**Ziele**
1: Welche drei Dinge fördert das Lesen laut dem Text über die IJB?
2: Wohin zog die IJB laut dem Text über die IJB vor 40 Jahren um?
3: Führe den Text über die IJB im Anschluss an seinen letzten Satz weiter.

**Textauszug**
Seitdem sind 75 Jahre vergangen. Die IJB ist gewachsen, zog vor 40 Jahren in das spätmittelalterliche Schloss Blutenburg um und ist heute die größte Spezialbibliothek für internationale Kinder- und Jugendliteratur weltweit mit einem Bestand von mehr als 670 000 Büchern in 250 Sprachen aus fünf Jahrhunderten. Sie gibt Kinder- und Jugendbüchern in den originalen Sprachen und Dialekten aller Länder und Volksgruppen ein dauerhaftes Zuhause. Das Sammeln und Bewahren internationaler Kinder- und Jugendliteratur ist das Fundament für alle Aktivitäten, mit denen die IJB in die Öffentlichkeit hineinwirkt, um sich als Anwältin des Lesens für hochwertiger Literatur für junge Menschen einzusetzen. Sie versteht sich als Zentrum der Literaturvermittlung, als ein Ort des Austausches und des interkulturellen Gesprächs über Kinder- und Jugendliteratur.

Wie dieses Verständnis im Einzelnen ausgestaltet und mit welchen Projekten es umgesetzt wird, soll anhand einiger Beispiele aus der aktuellen Bibliotheksarbeit gezeigt werden. Dieser liegt folgender, weit gefasster Begriff von bibliothekarischer Literaturpädagogik zugrunde: Kinder- und Jugendbücher sind Leitmedien für die Persönlichkeitsentwicklung von Kindern und Jugendlichen. Lesen fördert Empathie, Fantasie und Konzentration und erlaubt die Erprobung eigener Welt- und Selbstentwürfe. Die Lektüre von Romanen, Erzählungen und anderer literarischer Texte vertieft die Erlebnisfähigkeit, erweitert das Wahrnehmungsvermögen und schult das Denken. Lesen ist weit mehr als eine Kompetenz, sondern bringt Kindern und Jugendlichen die Welt in ihrer Komplexität näher. In diesem Sinne wollen die literaturpädagogischen Projekte der IJB Horizonte weiten und kulturelle Orientierung geben. Dabei steht nicht das Lernen, sondern die Teilhabe der Kinder und Jugendlichen im Vordergrund.

**Angezeigte Informationen**
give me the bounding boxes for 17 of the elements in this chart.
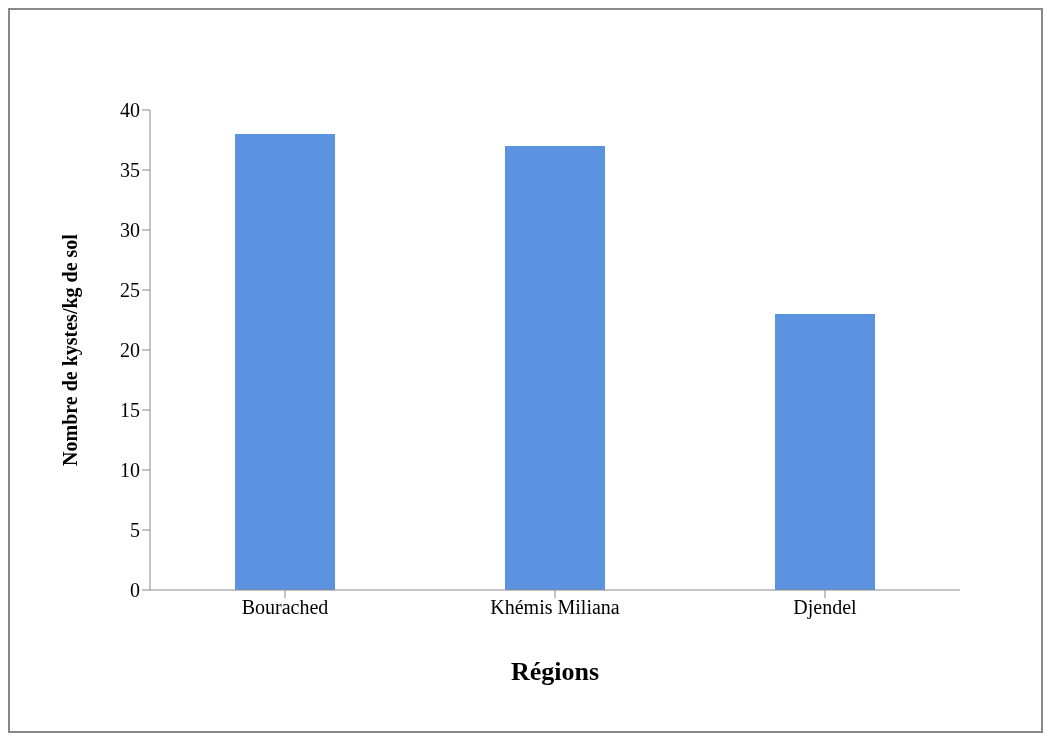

**Ergebnisse je Aufgabe**
1: Empathie, Fantasie und Konzentration

2: In das spätmittelalterliche Schloss Blutenburg.

3:
Mit diesem Ansatz führt die IJB ein breites Angebot von Veranstaltungen, Lesungen, Bildungsprojekten, Workshops und Bücherclubs durch, um internationale Kinder- und Jugendliteratur aus Gegenwart und Vergangenheit jungen Menschen näherzubringen. Der Zusammenarbeit mit Schulen kommt dabei eine besondere Bedeutung zu, weil die Bibliothek mit ihren Schulklassenprogrammen Kinder und Jugendlichen aus allen sozialen Milieus erreicht. Sie sollen ohne Druck und ohne schulische Lernvorgaben für das Abenteuer Lesen gewonnen werden. Laufend entwickelt ein Team von Literatur-, Kunst- und Museumspädagoginnen und -pädagogen neue Ideen für Workshops und Projekte, die eine kreative Auseinandersetzung mit Sprache, Illustration und literarischen Texten anregen.

 

Der gesamte Artikel über die Internationale Jugendbibliothek (IJB) in München und ihr breites Veranstaltungsangebot ist in der BuB-Oktoberausgabe zu lesen, die am 11. Oktober erscheint.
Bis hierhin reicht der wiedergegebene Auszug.